[Collected data entries]
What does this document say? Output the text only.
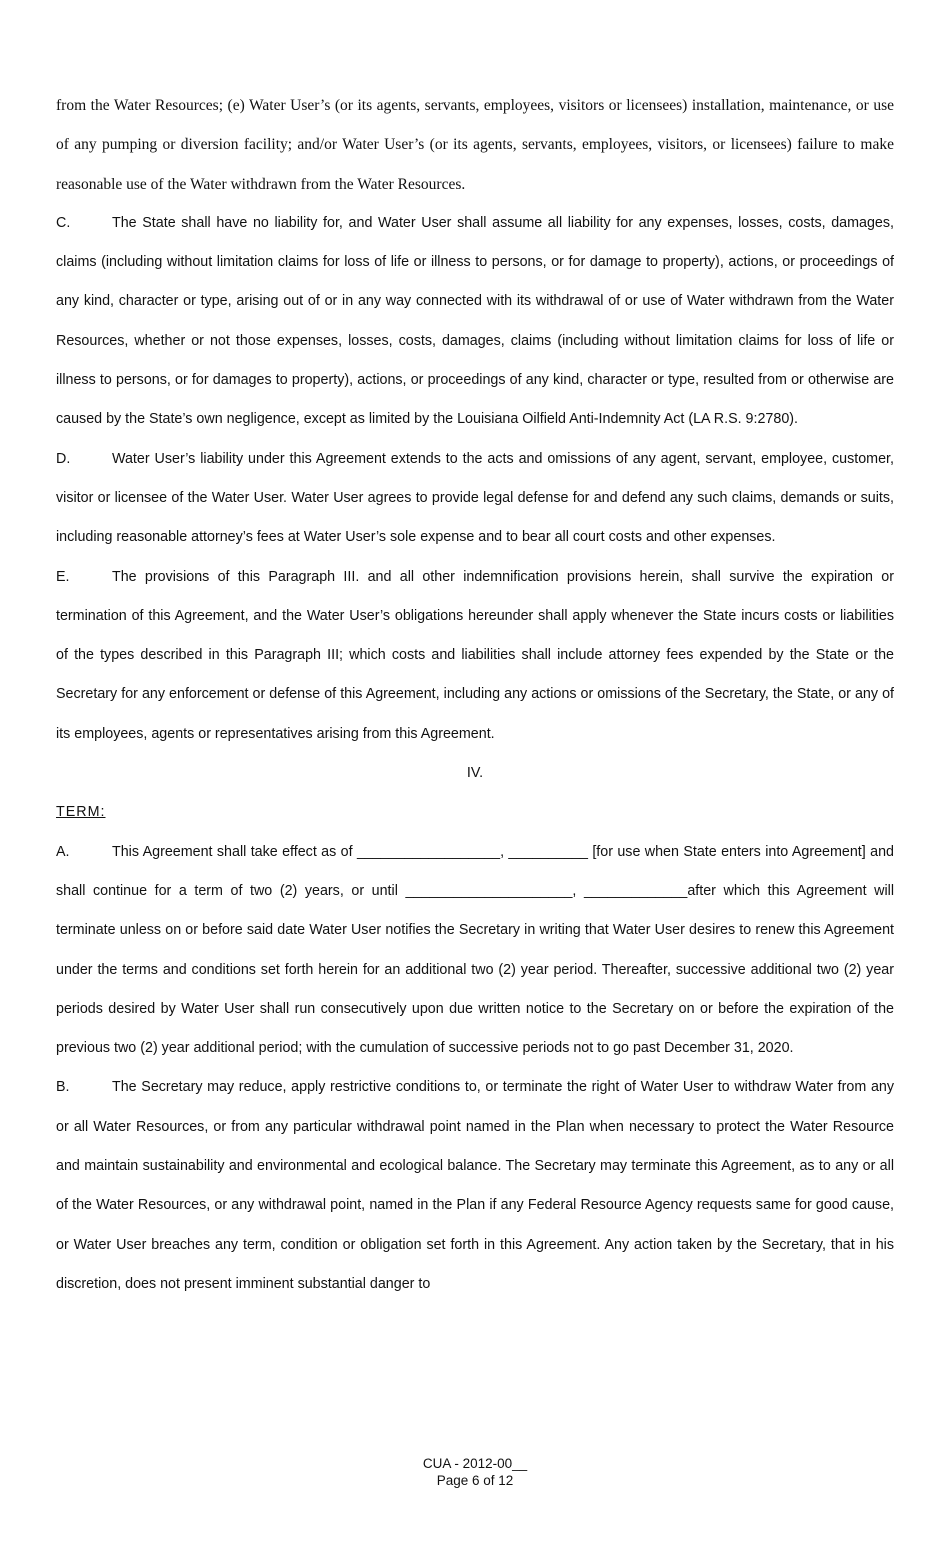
from the Water Resources; (e) Water User’s (or its agents, servants, employees, visitors or licensees) installation, maintenance, or use of any pumping or diversion facility; and/or Water User’s (or its agents, servants, employees, visitors, or licensees) failure to make reasonable use of the Water withdrawn from the Water Resources.

C.	The State shall have no liability for, and Water User shall assume all liability for any expenses, losses, costs, damages, claims (including without limitation claims for loss of life or illness to persons, or for damage to property), actions, or proceedings of any kind, character or type, arising out of or in any way connected with its withdrawal of or use of Water withdrawn from the Water Resources, whether or not those expenses, losses, costs, damages, claims (including without limitation claims for loss of life or illness to persons, or for damages to property), actions, or proceedings of any kind, character or type, resulted from or otherwise are caused by the State’s own negligence, except as limited by the Louisiana Oilfield Anti-Indemnity Act (LA R.S. 9:2780).

D.	Water User’s liability under this Agreement extends to the acts and omissions of any agent, servant, employee, customer, visitor or licensee of the Water User. Water User agrees to provide legal defense for and defend any such claims, demands or suits, including reasonable attorney’s fees at Water User’s sole expense and to bear all court costs and other expenses.

E.	The provisions of this Paragraph III. and all other indemnification provisions herein, shall survive the expiration or termination of this Agreement, and the Water User’s obligations hereunder shall apply whenever the State incurs costs or liabilities of the types described in this Paragraph III; which costs and liabilities shall include attorney fees expended by the State or the Secretary for any enforcement or defense of this Agreement, including any actions or omissions of the Secretary, the State, or any of its employees, agents or representatives arising from this Agreement.

IV.

TERM:

A.	This Agreement shall take effect as of __________________, __________ [for use when State enters into Agreement] and shall continue for a term of two (2) years, or until _____________________, _____________after which this Agreement will terminate unless on or before said date Water User notifies the Secretary in writing that Water User desires to renew this Agreement under the terms and conditions set forth herein for an additional two (2) year period. Thereafter, successive additional two (2) year periods desired by Water User shall run consecutively upon due written notice to the Secretary on or before the expiration of the previous two (2) year additional period; with the cumulation of successive periods not to go past December 31, 2020.

B.	The Secretary may reduce, apply restrictive conditions to, or terminate the right of Water User to withdraw Water from any or all Water Resources, or from any particular withdrawal point named in the Plan when necessary to protect the Water Resource and maintain sustainability and environmental and ecological balance. The Secretary may terminate this Agreement, as to any or all of the Water Resources, or any withdrawal point, named in the Plan if any Federal Resource Agency requests same for good cause, or Water User breaches any term, condition or obligation set forth in this Agreement. Any action taken by the Secretary, that in his discretion, does not present imminent substantial danger to

CUA - 2012-00__
Page 6 of 12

● **Task to complete**
Make a verbatim copy of all the entries and strip out the pictures.

● **Task solution**
What does this document say? Output the text only.
from the Water Resources; (e) Water User’s (or its agents, servants, employees, visitors or licensees) installation, maintenance, or use of any pumping or diversion facility; and/or Water User’s (or its agents, servants, employees, visitors, or licensees) failure to make reasonable use of the Water withdrawn from the Water Resources.

C.	The State shall have no liability for, and Water User shall assume all liability for any expenses, losses, costs, damages, claims (including without limitation claims for loss of life or illness to persons, or for damage to property), actions, or proceedings of any kind, character or type, arising out of or in any way connected with its withdrawal of or use of Water withdrawn from the Water Resources, whether or not those expenses, losses, costs, damages, claims (including without limitation claims for loss of life or illness to persons, or for damages to property), actions, or proceedings of any kind, character or type, resulted from or otherwise are caused by the State’s own negligence, except as limited by the Louisiana Oilfield Anti-Indemnity Act (LA R.S. 9:2780).

D.	Water User’s liability under this Agreement extends to the acts and omissions of any agent, servant, employee, customer, visitor or licensee of the Water User. Water User agrees to provide legal defense for and defend any such claims, demands or suits, including reasonable attorney’s fees at Water User’s sole expense and to bear all court costs and other expenses.

E.	The provisions of this Paragraph III. and all other indemnification provisions herein, shall survive the expiration or termination of this Agreement, and the Water User’s obligations hereunder shall apply whenever the State incurs costs or liabilities of the types described in this Paragraph III; which costs and liabilities shall include attorney fees expended by the State or the Secretary for any enforcement or defense of this Agreement, including any actions or omissions of the Secretary, the State, or any of its employees, agents or representatives arising from this Agreement.

IV.

TERM:

A.	This Agreement shall take effect as of __________________, __________ [for use when State enters into Agreement] and shall continue for a term of two (2) years, or until _____________________, _____________after which this Agreement will terminate unless on or before said date Water User notifies the Secretary in writing that Water User desires to renew this Agreement under the terms and conditions set forth herein for an additional two (2) year period. Thereafter, successive additional two (2) year periods desired by Water User shall run consecutively upon due written notice to the Secretary on or before the expiration of the previous two (2) year additional period; with the cumulation of successive periods not to go past December 31, 2020.

B.	The Secretary may reduce, apply restrictive conditions to, or terminate the right of Water User to withdraw Water from any or all Water Resources, or from any particular withdrawal point named in the Plan when necessary to protect the Water Resource and maintain sustainability and environmental and ecological balance. The Secretary may terminate this Agreement, as to any or all of the Water Resources, or any withdrawal point, named in the Plan if any Federal Resource Agency requests same for good cause, or Water User breaches any term, condition or obligation set forth in this Agreement. Any action taken by the Secretary, that in his discretion, does not present imminent substantial danger to

CUA - 2012-00__
Page 6 of 12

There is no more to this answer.